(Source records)
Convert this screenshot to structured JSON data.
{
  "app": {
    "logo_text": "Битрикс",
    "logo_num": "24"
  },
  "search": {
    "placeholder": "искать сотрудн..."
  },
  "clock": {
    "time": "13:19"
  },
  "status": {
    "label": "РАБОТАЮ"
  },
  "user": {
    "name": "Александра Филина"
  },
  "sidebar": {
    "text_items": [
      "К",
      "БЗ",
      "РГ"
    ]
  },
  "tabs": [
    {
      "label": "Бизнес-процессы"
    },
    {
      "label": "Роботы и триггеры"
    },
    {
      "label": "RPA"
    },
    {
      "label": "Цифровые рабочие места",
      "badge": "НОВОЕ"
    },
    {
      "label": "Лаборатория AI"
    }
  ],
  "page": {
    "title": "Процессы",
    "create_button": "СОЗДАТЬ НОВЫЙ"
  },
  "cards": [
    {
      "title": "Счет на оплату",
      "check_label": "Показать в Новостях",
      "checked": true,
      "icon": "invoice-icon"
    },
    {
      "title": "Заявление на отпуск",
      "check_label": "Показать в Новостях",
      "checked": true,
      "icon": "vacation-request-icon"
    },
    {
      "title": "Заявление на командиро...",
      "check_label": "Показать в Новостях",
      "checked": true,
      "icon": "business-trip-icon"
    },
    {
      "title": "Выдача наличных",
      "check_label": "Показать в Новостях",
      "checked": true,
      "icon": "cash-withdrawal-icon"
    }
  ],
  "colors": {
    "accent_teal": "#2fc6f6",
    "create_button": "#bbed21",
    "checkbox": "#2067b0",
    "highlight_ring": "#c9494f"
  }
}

## Exercise task:
The records above must be output exactly, in full.

## Response to the exercise:
Convert this screenshot to structured JSON data.
{
  "app": {
    "logo_text": "Битрикс",
    "logo_num": "24"
  },
  "search": {
    "placeholder": "искать сотрудн..."
  },
  "clock": {
    "time": "13:19"
  },
  "status": {
    "label": "РАБОТАЮ"
  },
  "user": {
    "name": "Александра Филина"
  },
  "sidebar": {
    "text_items": [
      "К",
      "БЗ",
      "РГ"
    ]
  },
  "tabs": [
    {
      "label": "Бизнес-процессы"
    },
    {
      "label": "Роботы и триггеры"
    },
    {
      "label": "RPA"
    },
    {
      "label": "Цифровые рабочие места",
      "badge": "НОВОЕ"
    },
    {
      "label": "Лаборатория AI"
    }
  ],
  "page": {
    "title": "Процессы",
    "create_button": "СОЗДАТЬ НОВЫЙ"
  },
  "cards": [
    {
      "title": "Счет на оплату",
      "check_label": "Показать в Новостях",
      "checked": true,
      "icon": "invoice-icon"
    },
    {
      "title": "Заявление на отпуск",
      "check_label": "Показать в Новостях",
      "checked": true,
      "icon": "vacation-request-icon"
    },
    {
      "title": "Заявление на командиро...",
      "check_label": "Показать в Новостях",
      "checked": true,
      "icon": "business-trip-icon"
    },
    {
      "title": "Выдача наличных",
      "check_label": "Показать в Новостях",
      "checked": true,
      "icon": "cash-withdrawal-icon"
    }
  ],
  "colors": {
    "accent_teal": "#2fc6f6",
    "create_button": "#bbed21",
    "checkbox": "#2067b0",
    "highlight_ring": "#c9494f"
  }
}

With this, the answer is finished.